AVAILABLE RECORDS

>>>

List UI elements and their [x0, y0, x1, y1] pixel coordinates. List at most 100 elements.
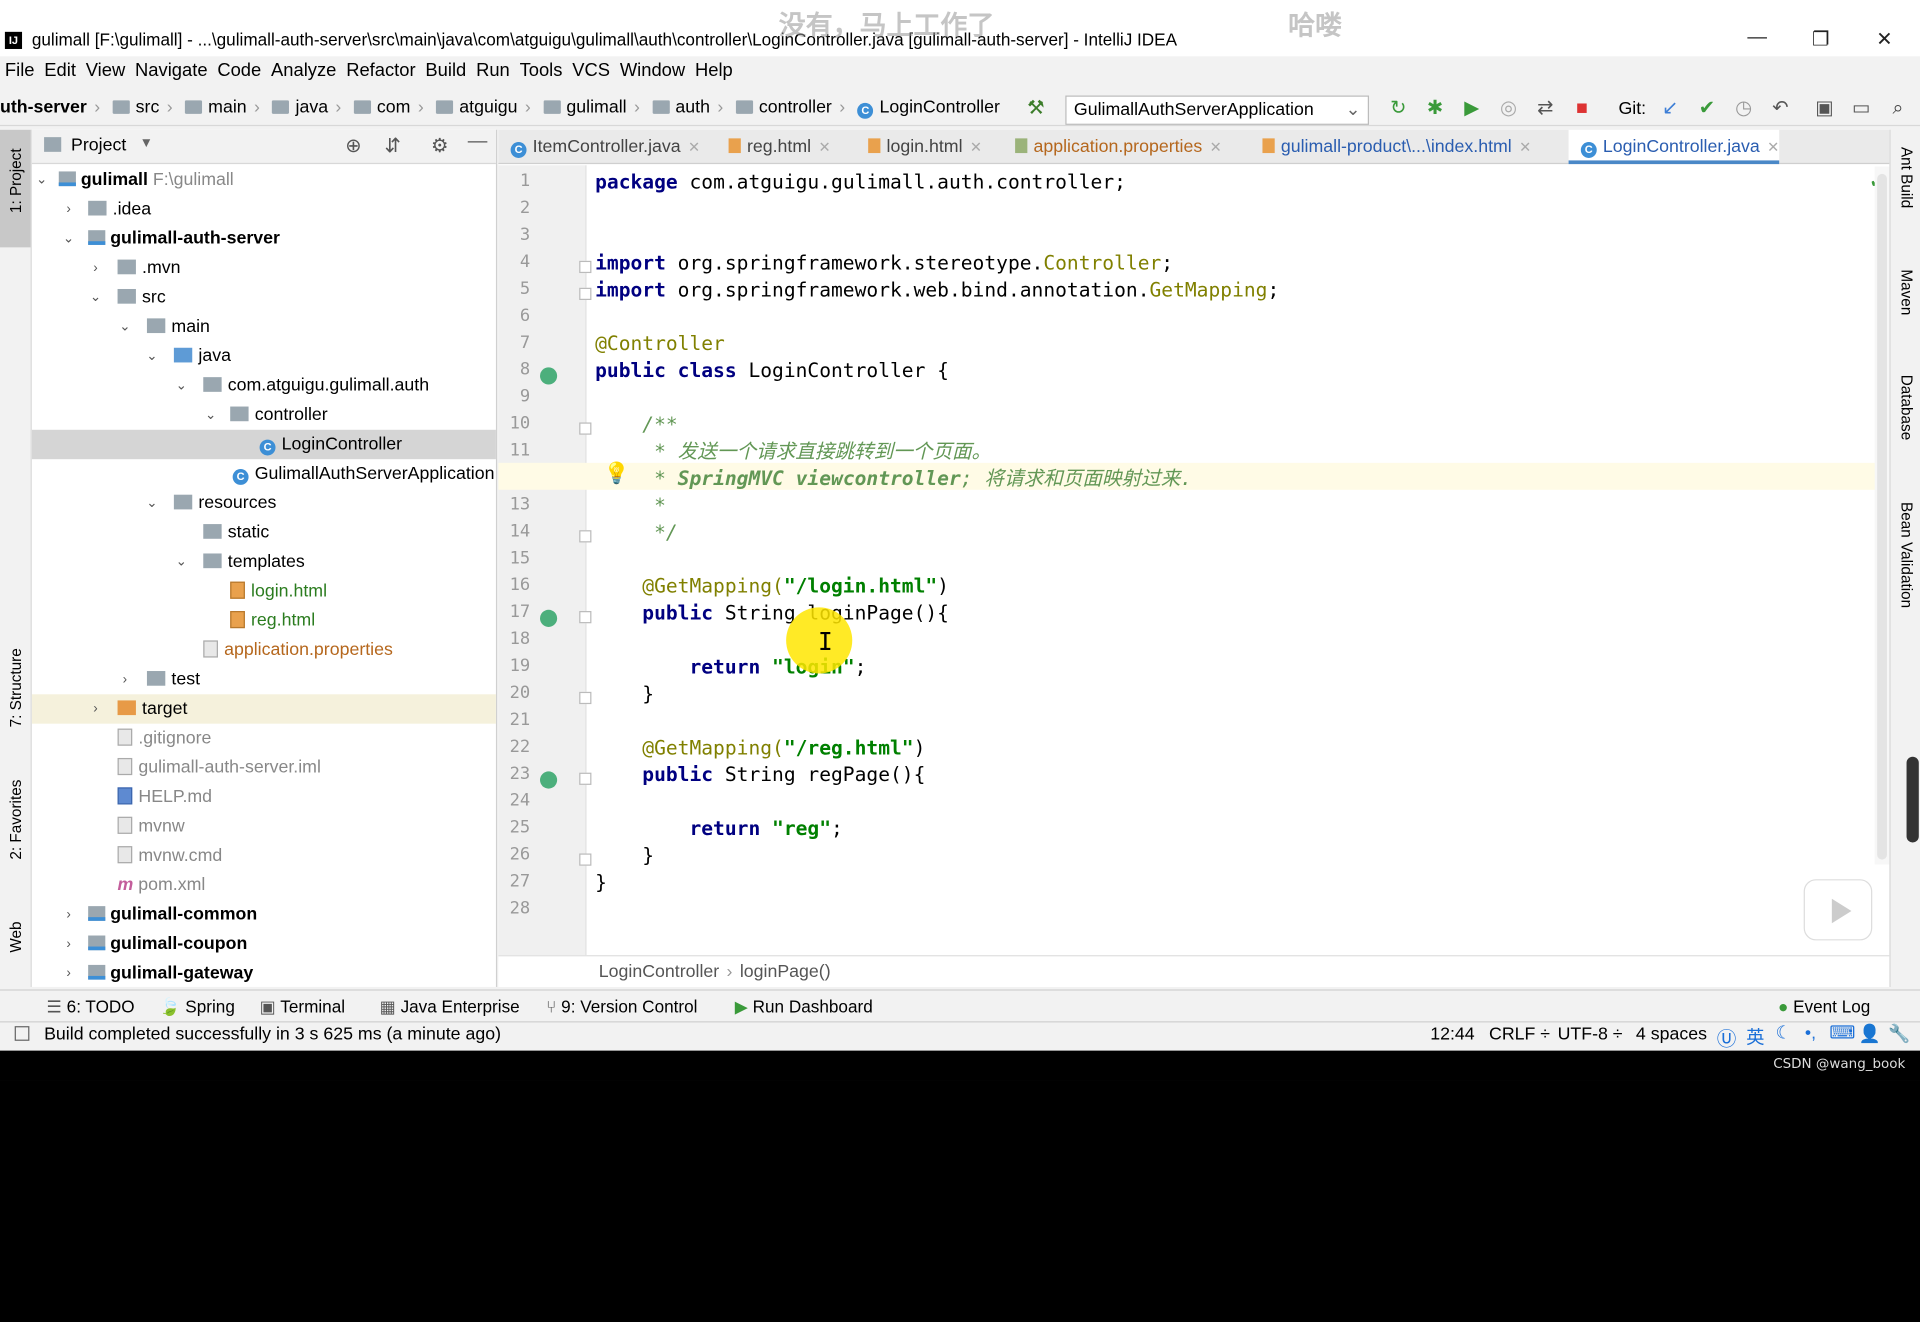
menu-window[interactable]: Window [615, 60, 690, 81]
spring-mapping-gutter-icon[interactable] [540, 609, 558, 627]
tree-item-pom[interactable]: m pom.xml [32, 871, 496, 900]
chevron-down-icon[interactable]: ▼ [140, 136, 153, 151]
stop-icon[interactable]: ■ [1570, 97, 1594, 121]
tree-item-java[interactable]: ⌄ java [32, 342, 496, 371]
build-hammer-icon[interactable]: ⚒ [1024, 97, 1048, 121]
event-log-tab[interactable]: ● Event Log [1778, 997, 1870, 1017]
breadcrumb-main[interactable]: main [208, 98, 246, 118]
ant-build-tool-button[interactable]: Ant Build [1898, 147, 1915, 208]
scroll-thumb[interactable] [1877, 173, 1887, 860]
menu-file[interactable]: File [0, 60, 39, 81]
chevron-right-icon[interactable]: › [88, 694, 103, 723]
menu-build[interactable]: Build [421, 60, 472, 81]
tree-item-test[interactable]: › test [32, 665, 496, 694]
chevron-down-icon[interactable]: ⌄ [174, 547, 189, 576]
git-update-icon[interactable]: ↙ [1658, 97, 1682, 121]
close-tab-icon[interactable]: ✕ [1519, 138, 1531, 155]
tree-item-common[interactable]: › gulimall-common [32, 900, 496, 929]
structure-tool-button[interactable]: 7: Structure [7, 648, 24, 727]
tree-item-gulimall[interactable]: ⌄ gulimall F:\gulimall [32, 165, 496, 194]
ime-language[interactable]: 英 [1746, 1024, 1764, 1050]
chevron-down-icon[interactable]: ⌄ [174, 371, 189, 400]
keyboard-icon[interactable]: ⌨ [1829, 1024, 1855, 1044]
debug-icon[interactable]: ✱ [1423, 97, 1447, 121]
menu-navigate[interactable]: Navigate [130, 60, 212, 81]
chevron-down-icon[interactable]: ⌄ [144, 342, 159, 371]
chevron-right-icon[interactable]: › [88, 253, 103, 282]
terminal-tab[interactable]: ▣ Terminal [260, 997, 345, 1018]
editor-breadcrumb-method[interactable]: loginPage() [740, 962, 831, 982]
tab-login-html[interactable]: login.html ✕ [856, 130, 982, 164]
tab-index-html[interactable]: gulimall-product\...\index.html ✕ [1250, 130, 1531, 164]
coverage-icon[interactable]: ▶ [1460, 97, 1484, 121]
indent-setting[interactable]: 4 spaces [1636, 1025, 1707, 1045]
breadcrumb-class[interactable]: LoginController [879, 98, 999, 118]
tab-logincontroller[interactable]: C LoginController.java ✕ [1568, 129, 1780, 165]
tree-item-gateway[interactable]: › gulimall-gateway [32, 959, 496, 987]
breadcrumb-com[interactable]: com [377, 98, 411, 118]
wrench-icon[interactable]: 🔧 [1888, 1024, 1910, 1045]
chevron-down-icon[interactable]: ⌄ [34, 165, 49, 194]
tree-item-templates[interactable]: ⌄ templates [32, 547, 496, 576]
editor-scrollbar[interactable] [1874, 166, 1890, 865]
menu-help[interactable]: Help [690, 60, 738, 81]
run-dashboard-tab[interactable]: ▶ Run Dashboard [735, 997, 873, 1018]
spring-tab[interactable]: 🍃 Spring [159, 997, 235, 1018]
breadcrumb-atguigu[interactable]: atguigu [459, 98, 517, 118]
ime-logo-icon[interactable]: Ⓤ [1717, 1022, 1737, 1051]
fold-marker-icon[interactable] [579, 530, 592, 543]
menu-edit[interactable]: Edit [39, 60, 80, 81]
status-message[interactable]: Build completed successfully in 3 s 625 … [44, 1025, 501, 1045]
chevron-right-icon[interactable]: › [61, 195, 76, 224]
chevron-down-icon[interactable]: ⌄ [118, 312, 133, 341]
tree-item-controller[interactable]: ⌄ controller [32, 400, 496, 429]
rerun-icon[interactable]: ↻ [1386, 97, 1410, 121]
tree-item-mvnw[interactable]: mvnw [32, 812, 496, 841]
code-text-area[interactable]: package com.atguigu.gulimall.auth.contro… [595, 165, 1881, 961]
tree-item-static[interactable]: static [32, 518, 496, 547]
breadcrumb-controller[interactable]: controller [759, 98, 832, 118]
search-icon[interactable]: ⌕ [1886, 97, 1910, 121]
breadcrumb-src[interactable]: src [136, 98, 160, 118]
tree-item-login-html[interactable]: login.html [32, 577, 496, 606]
fold-marker-icon[interactable] [579, 772, 592, 785]
breadcrumb-gulimall[interactable]: gulimall [566, 98, 626, 118]
chevron-down-icon[interactable]: ⌄ [203, 400, 218, 429]
fold-marker-icon[interactable] [579, 691, 592, 705]
tree-item-reg-html[interactable]: reg.html [32, 606, 496, 635]
fold-marker-icon[interactable] [579, 422, 592, 435]
menu-code[interactable]: Code [212, 60, 266, 81]
chevron-right-icon[interactable]: › [118, 665, 133, 694]
revert-icon[interactable]: ↶ [1768, 97, 1792, 121]
close-tab-icon[interactable]: ✕ [818, 138, 830, 155]
hide-panel-icon[interactable]: — [468, 131, 488, 153]
chevron-right-icon[interactable]: › [61, 900, 76, 929]
file-encoding[interactable]: UTF-8 ÷ [1558, 1025, 1623, 1045]
punctuation-icon[interactable]: •, [1805, 1024, 1816, 1044]
restore-button[interactable]: ❐ [1802, 27, 1839, 51]
locate-icon[interactable]: ⊕ [345, 133, 361, 157]
chevron-right-icon[interactable]: › [61, 959, 76, 987]
profile-icon[interactable]: ◎ [1496, 97, 1520, 121]
tree-item-src[interactable]: ⌄ src [32, 283, 496, 312]
tree-item-idea[interactable]: › .idea [32, 195, 496, 224]
fold-marker-icon[interactable] [579, 287, 592, 301]
menu-view[interactable]: View [81, 60, 130, 81]
favorites-tool-button[interactable]: 2: Favorites [7, 780, 24, 860]
fold-marker-icon[interactable] [579, 853, 592, 866]
history-icon[interactable]: ◷ [1731, 97, 1755, 121]
todo-tab[interactable]: ☰ 6: TODO [47, 997, 135, 1018]
tree-item-logincontroller[interactable]: C LoginController [31, 429, 496, 460]
project-structure-icon[interactable]: ▣ [1812, 97, 1836, 121]
status-panel-icon[interactable] [14, 1026, 30, 1041]
menu-refactor[interactable]: Refactor [341, 60, 420, 81]
run-configuration-select[interactable]: GulimallAuthServerApplication ⌄ [1065, 95, 1369, 125]
web-tool-button[interactable]: Web [7, 921, 24, 952]
tab-itemcontroller[interactable]: C ItemController.java ✕ [498, 130, 700, 164]
close-tab-icon[interactable]: ✕ [1210, 138, 1222, 155]
video-play-button[interactable] [1803, 879, 1873, 941]
chevron-down-icon[interactable]: ⌄ [61, 224, 76, 253]
fold-marker-icon[interactable] [579, 611, 592, 624]
close-tab-icon[interactable]: ✕ [688, 138, 700, 155]
intention-bulb-icon[interactable]: 💡 [604, 462, 630, 486]
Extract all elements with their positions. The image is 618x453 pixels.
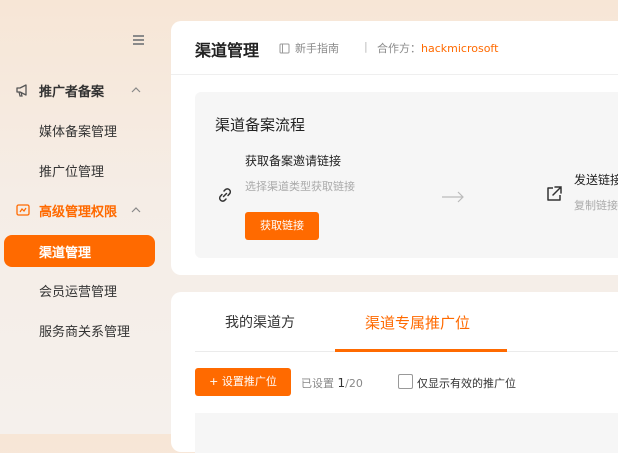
get-link-button[interactable]: 获取链接: [245, 212, 319, 240]
sidebar-item-media-registration[interactable]: 媒体备案管理: [0, 110, 165, 150]
chevron-up-icon[interactable]: [130, 84, 142, 96]
promotion-slot-card: 我的渠道方 渠道专属推广位 + 设置推广位 已设置 1/20 仅显示有效的推广位: [171, 292, 618, 453]
permission-icon: [16, 204, 30, 216]
sidebar-item-label: 渠道管理: [39, 246, 92, 261]
step2-title: 发送链接: [574, 173, 618, 187]
sidebar-group-label: 推广者备案: [39, 84, 105, 100]
step2-desc: 复制链接: [574, 199, 618, 212]
menu-collapse-icon[interactable]: [133, 35, 145, 45]
step1-title: 获取备案邀请链接: [245, 154, 342, 168]
sidebar-item-label: 服务商关系管理: [39, 325, 131, 340]
sidebar: 推广者备案 媒体备案管理 推广位管理 高级管理权限 渠道管理 会员运营管理 服务…: [0, 0, 165, 434]
megaphone-icon: [16, 84, 27, 97]
tab-my-channels[interactable]: 我的渠道方: [225, 312, 295, 332]
step1-desc: 选择渠道类型获取链接: [245, 180, 355, 193]
valid-only-label[interactable]: 仅显示有效的推广位: [417, 375, 516, 391]
active-tab-indicator: [335, 349, 507, 352]
sidebar-item-promotion-slot[interactable]: 推广位管理: [0, 150, 165, 190]
partner-label: 合作方：: [377, 42, 421, 55]
tab-channel-promotion-slots[interactable]: 渠道专属推广位: [365, 312, 470, 333]
link-icon: [218, 188, 232, 202]
header-separator: |: [364, 40, 368, 53]
share-icon: [547, 186, 562, 201]
arrow-right-icon: [442, 191, 464, 203]
sidebar-item-member-operations[interactable]: 会员运营管理: [0, 270, 165, 310]
beginner-guide-label: 新手指南: [295, 42, 339, 55]
valid-only-checkbox[interactable]: [398, 374, 413, 389]
sidebar-item-provider-relations[interactable]: 服务商关系管理: [0, 310, 165, 350]
page-title: 渠道管理: [195, 41, 260, 60]
flow-title: 渠道备案流程: [215, 116, 306, 134]
page-header: 渠道管理 新手指南 | 合作方：hackmicrosoft: [171, 21, 618, 75]
beginner-guide-link[interactable]: 新手指南: [279, 40, 339, 56]
partner-value: hackmicrosoft: [421, 42, 499, 55]
sidebar-item-channel-management[interactable]: 渠道管理: [4, 235, 155, 267]
sidebar-group-label: 高级管理权限: [39, 204, 118, 220]
table-header: [195, 413, 618, 453]
partner-info: 合作方：hackmicrosoft: [377, 40, 498, 56]
sidebar-item-label: 推广位管理: [39, 165, 105, 180]
channel-flow-card: 渠道管理 新手指南 | 合作方：hackmicrosoft 渠道备案流程 获取备…: [171, 21, 618, 275]
sidebar-item-label: 媒体备案管理: [39, 125, 118, 140]
chevron-up-icon[interactable]: [130, 204, 142, 216]
book-icon: [279, 43, 290, 53]
slot-count-current: 1: [337, 376, 346, 390]
slot-count-prefix: 已设置: [301, 377, 334, 390]
sidebar-group-promoter-registration[interactable]: 推广者备案: [0, 70, 165, 110]
add-promotion-slot-button[interactable]: + 设置推广位: [195, 368, 291, 396]
sidebar-item-label: 会员运营管理: [39, 285, 118, 300]
flow-panel: 渠道备案流程 获取备案邀请链接 选择渠道类型获取链接 获取链接 发送链接 复制链…: [195, 92, 618, 258]
slot-count-total: /20: [345, 377, 363, 390]
sidebar-group-advanced-permissions[interactable]: 高级管理权限: [0, 190, 165, 230]
slot-count: 已设置 1/20: [301, 375, 363, 391]
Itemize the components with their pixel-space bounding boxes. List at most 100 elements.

<<<

Quote the data from the line containing "get-link-button[interactable]: 获取链接: [245, 212, 319, 240]" through the line containing "partner-label: 合作方：: [377, 42, 421, 55]", including both of those lines.

get-link-button[interactable]: 获取链接: [245, 212, 319, 240]
sidebar-item-media-registration[interactable]: 媒体备案管理: [0, 110, 165, 150]
chevron-up-icon[interactable]: [130, 84, 142, 96]
promotion-slot-card: 我的渠道方 渠道专属推广位 + 设置推广位 已设置 1/20 仅显示有效的推广位: [171, 292, 618, 453]
permission-icon: [16, 204, 30, 216]
sidebar-item-label: 渠道管理: [39, 246, 92, 261]
step2-title: 发送链接: [574, 173, 618, 187]
sidebar-group-label: 推广者备案: [39, 84, 105, 100]
step2-desc: 复制链接: [574, 199, 618, 212]
menu-collapse-icon[interactable]: [133, 35, 145, 45]
step1-title: 获取备案邀请链接: [245, 154, 342, 168]
sidebar-item-label: 服务商关系管理: [39, 325, 131, 340]
sidebar: 推广者备案 媒体备案管理 推广位管理 高级管理权限 渠道管理 会员运营管理 服务…: [0, 0, 165, 434]
megaphone-icon: [16, 84, 27, 97]
tab-my-channels[interactable]: 我的渠道方: [225, 312, 295, 332]
step1-desc: 选择渠道类型获取链接: [245, 180, 355, 193]
valid-only-label[interactable]: 仅显示有效的推广位: [417, 375, 516, 391]
active-tab-indicator: [335, 349, 507, 352]
sidebar-item-promotion-slot[interactable]: 推广位管理: [0, 150, 165, 190]
partner-label: 合作方：: [377, 42, 421, 55]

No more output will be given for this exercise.